Print the entries below in their entirety, exactly as they are written.

Extracted records
______
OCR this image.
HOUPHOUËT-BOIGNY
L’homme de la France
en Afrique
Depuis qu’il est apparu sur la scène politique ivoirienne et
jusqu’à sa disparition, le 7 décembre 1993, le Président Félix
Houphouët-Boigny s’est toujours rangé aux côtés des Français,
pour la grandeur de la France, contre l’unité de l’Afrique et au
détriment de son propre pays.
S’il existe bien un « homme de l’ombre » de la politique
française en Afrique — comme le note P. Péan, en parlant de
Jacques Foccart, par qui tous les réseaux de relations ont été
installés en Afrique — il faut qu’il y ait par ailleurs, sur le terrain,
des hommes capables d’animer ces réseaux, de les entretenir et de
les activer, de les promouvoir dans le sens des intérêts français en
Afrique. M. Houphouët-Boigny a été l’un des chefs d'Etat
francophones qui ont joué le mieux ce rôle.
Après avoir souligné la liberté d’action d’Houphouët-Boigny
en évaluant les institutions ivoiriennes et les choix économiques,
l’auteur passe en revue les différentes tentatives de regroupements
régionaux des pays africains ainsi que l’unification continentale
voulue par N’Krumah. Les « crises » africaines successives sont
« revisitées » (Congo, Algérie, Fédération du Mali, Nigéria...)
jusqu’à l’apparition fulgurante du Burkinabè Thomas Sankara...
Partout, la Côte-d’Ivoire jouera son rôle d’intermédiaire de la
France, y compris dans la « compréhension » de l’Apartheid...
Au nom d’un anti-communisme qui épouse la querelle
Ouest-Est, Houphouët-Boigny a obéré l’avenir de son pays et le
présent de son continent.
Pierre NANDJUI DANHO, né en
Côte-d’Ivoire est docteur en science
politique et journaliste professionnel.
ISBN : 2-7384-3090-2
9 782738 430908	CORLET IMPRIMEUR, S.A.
______
▶ **Expected output**:
OCR this image.
HOUPHOUËT-BOIGNY
L’homme de la France
en Afrique
Depuis qu’il est apparu sur la scène politique ivoirienne et
jusqu’à sa disparition, le 7 décembre 1993, le Président Félix
Houphouët-Boigny s’est toujours rangé aux côtés des Français,
pour la grandeur de la France, contre l’unité de l’Afrique et au
détriment de son propre pays.
S’il existe bien un « homme de l’ombre » de la politique
française en Afrique — comme le note P. Péan, en parlant de
Jacques Foccart, par qui tous les réseaux de relations ont été
installés en Afrique — il faut qu’il y ait par ailleurs, sur le terrain,
des hommes capables d’animer ces réseaux, de les entretenir et de
les activer, de les promouvoir dans le sens des intérêts français en
Afrique. M. Houphouët-Boigny a été l’un des chefs d'Etat
francophones qui ont joué le mieux ce rôle.
Après avoir souligné la liberté d’action d’Houphouët-Boigny
en évaluant les institutions ivoiriennes et les choix économiques,
l’auteur passe en revue les différentes tentatives de regroupements
régionaux des pays africains ainsi que l’unification continentale
voulue par N’Krumah. Les « crises » africaines successives sont
« revisitées » (Congo, Algérie, Fédération du Mali, Nigéria...)
jusqu’à l’apparition fulgurante du Burkinabè Thomas Sankara...
Partout, la Côte-d’Ivoire jouera son rôle d’intermédiaire de la
France, y compris dans la « compréhension » de l’Apartheid...
Au nom d’un anti-communisme qui épouse la querelle
Ouest-Est, Houphouët-Boigny a obéré l’avenir de son pays et le
présent de son continent.
Pierre NANDJUI DANHO, né en
Côte-d’Ivoire est docteur en science
politique et journaliste professionnel.
ISBN : 2-7384-3090-2
9 782738 430908	CORLET IMPRIMEUR, S.A.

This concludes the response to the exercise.